◆ **Material for this task**:
## begin

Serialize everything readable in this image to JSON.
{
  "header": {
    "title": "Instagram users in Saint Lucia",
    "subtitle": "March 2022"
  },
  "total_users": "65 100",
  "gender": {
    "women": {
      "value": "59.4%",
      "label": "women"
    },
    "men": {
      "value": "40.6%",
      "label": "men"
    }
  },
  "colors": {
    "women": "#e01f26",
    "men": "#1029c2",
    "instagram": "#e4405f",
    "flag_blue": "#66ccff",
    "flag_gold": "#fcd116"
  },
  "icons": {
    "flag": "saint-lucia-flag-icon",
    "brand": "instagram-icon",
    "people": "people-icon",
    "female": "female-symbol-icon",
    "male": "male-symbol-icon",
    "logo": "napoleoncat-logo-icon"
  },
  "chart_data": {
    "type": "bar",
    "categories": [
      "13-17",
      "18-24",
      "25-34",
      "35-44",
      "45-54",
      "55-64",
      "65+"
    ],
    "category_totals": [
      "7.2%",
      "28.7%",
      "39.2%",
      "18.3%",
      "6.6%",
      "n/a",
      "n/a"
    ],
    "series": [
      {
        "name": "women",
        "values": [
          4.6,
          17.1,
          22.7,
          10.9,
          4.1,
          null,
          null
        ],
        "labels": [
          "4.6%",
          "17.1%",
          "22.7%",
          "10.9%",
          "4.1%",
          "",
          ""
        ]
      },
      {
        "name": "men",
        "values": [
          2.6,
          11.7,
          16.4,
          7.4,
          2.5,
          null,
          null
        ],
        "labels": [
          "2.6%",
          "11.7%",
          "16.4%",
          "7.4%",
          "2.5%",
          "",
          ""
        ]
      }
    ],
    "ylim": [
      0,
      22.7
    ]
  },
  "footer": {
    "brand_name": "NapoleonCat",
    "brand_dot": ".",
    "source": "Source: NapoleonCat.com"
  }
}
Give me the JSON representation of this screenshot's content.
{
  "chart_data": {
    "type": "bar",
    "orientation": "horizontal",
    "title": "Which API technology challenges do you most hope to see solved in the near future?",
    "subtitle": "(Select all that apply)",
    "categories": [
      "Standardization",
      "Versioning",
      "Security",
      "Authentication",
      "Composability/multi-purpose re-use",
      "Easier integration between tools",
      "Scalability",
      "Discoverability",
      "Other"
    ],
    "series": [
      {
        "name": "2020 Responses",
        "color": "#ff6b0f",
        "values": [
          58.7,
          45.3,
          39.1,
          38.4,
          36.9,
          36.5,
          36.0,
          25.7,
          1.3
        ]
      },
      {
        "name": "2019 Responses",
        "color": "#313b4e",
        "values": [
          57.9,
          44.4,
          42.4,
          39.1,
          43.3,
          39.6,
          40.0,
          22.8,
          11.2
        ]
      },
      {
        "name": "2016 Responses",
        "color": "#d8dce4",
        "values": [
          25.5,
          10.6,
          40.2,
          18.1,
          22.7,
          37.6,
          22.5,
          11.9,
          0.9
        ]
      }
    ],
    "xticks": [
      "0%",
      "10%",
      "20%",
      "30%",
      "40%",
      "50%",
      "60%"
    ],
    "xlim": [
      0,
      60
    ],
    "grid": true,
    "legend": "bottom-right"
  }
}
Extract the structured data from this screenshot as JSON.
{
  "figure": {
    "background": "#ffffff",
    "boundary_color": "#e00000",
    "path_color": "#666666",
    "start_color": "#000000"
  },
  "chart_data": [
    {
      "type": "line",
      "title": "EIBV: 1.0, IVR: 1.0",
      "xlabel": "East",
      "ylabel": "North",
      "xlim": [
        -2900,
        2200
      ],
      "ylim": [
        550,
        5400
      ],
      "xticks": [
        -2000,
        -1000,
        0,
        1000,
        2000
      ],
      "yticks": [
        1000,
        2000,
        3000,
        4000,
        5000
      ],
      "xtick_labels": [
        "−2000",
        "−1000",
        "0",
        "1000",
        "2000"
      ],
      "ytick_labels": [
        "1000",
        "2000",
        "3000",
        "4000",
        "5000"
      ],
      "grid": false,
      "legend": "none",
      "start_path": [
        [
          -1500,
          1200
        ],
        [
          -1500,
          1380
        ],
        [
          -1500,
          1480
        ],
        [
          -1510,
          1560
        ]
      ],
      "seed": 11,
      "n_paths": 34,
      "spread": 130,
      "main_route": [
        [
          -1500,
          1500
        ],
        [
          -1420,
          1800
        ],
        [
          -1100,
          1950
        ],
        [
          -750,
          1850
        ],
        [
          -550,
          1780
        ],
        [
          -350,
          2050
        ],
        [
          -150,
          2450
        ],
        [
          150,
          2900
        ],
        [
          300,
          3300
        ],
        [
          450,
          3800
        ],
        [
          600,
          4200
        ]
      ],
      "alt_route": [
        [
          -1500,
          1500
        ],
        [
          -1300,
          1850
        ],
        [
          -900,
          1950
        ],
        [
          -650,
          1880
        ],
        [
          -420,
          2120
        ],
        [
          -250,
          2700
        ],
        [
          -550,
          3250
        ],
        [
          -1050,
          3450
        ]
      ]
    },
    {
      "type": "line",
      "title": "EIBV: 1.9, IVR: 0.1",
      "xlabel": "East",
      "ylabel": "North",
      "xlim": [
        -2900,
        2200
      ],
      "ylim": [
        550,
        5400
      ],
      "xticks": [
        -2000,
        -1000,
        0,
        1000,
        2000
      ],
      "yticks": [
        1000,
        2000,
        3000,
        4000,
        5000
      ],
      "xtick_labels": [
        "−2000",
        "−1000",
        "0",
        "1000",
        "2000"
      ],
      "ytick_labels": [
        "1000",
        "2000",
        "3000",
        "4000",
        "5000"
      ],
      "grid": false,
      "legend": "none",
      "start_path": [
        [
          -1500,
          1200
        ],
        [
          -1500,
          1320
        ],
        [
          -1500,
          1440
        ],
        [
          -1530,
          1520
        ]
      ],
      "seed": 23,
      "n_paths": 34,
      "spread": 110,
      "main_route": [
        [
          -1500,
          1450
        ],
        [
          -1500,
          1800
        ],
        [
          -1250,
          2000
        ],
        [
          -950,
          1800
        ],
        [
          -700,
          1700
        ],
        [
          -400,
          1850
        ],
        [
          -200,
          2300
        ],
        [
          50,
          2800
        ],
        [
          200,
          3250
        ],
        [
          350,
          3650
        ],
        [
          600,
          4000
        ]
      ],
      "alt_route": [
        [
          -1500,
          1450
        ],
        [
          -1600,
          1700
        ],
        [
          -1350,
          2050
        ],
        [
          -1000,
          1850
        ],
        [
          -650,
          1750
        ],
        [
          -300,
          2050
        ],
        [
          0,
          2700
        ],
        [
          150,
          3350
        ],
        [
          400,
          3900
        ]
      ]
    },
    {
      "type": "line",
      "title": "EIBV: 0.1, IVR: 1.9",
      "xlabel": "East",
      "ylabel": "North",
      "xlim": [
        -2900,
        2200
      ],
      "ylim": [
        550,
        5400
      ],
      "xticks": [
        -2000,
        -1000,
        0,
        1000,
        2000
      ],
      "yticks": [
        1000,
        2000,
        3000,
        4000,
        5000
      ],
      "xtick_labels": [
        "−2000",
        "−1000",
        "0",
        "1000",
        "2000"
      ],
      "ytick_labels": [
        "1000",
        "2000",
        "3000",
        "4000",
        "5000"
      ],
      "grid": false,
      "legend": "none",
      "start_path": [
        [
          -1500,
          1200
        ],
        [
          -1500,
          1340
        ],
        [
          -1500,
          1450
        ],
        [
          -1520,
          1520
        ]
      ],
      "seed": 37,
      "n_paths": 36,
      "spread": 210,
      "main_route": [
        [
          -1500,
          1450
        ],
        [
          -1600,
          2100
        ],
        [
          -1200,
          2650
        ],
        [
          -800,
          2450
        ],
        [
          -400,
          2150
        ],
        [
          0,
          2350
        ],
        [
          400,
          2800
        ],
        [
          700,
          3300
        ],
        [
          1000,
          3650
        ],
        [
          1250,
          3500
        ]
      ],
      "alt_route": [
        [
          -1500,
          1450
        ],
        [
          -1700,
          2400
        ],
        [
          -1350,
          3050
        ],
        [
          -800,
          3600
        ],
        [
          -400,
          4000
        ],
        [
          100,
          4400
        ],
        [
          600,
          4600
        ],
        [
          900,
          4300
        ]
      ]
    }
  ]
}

## end

◆ **Challenge**: Only a number is wanted here: how many lines in the data above include the string "women"?

◆ **The result**: 4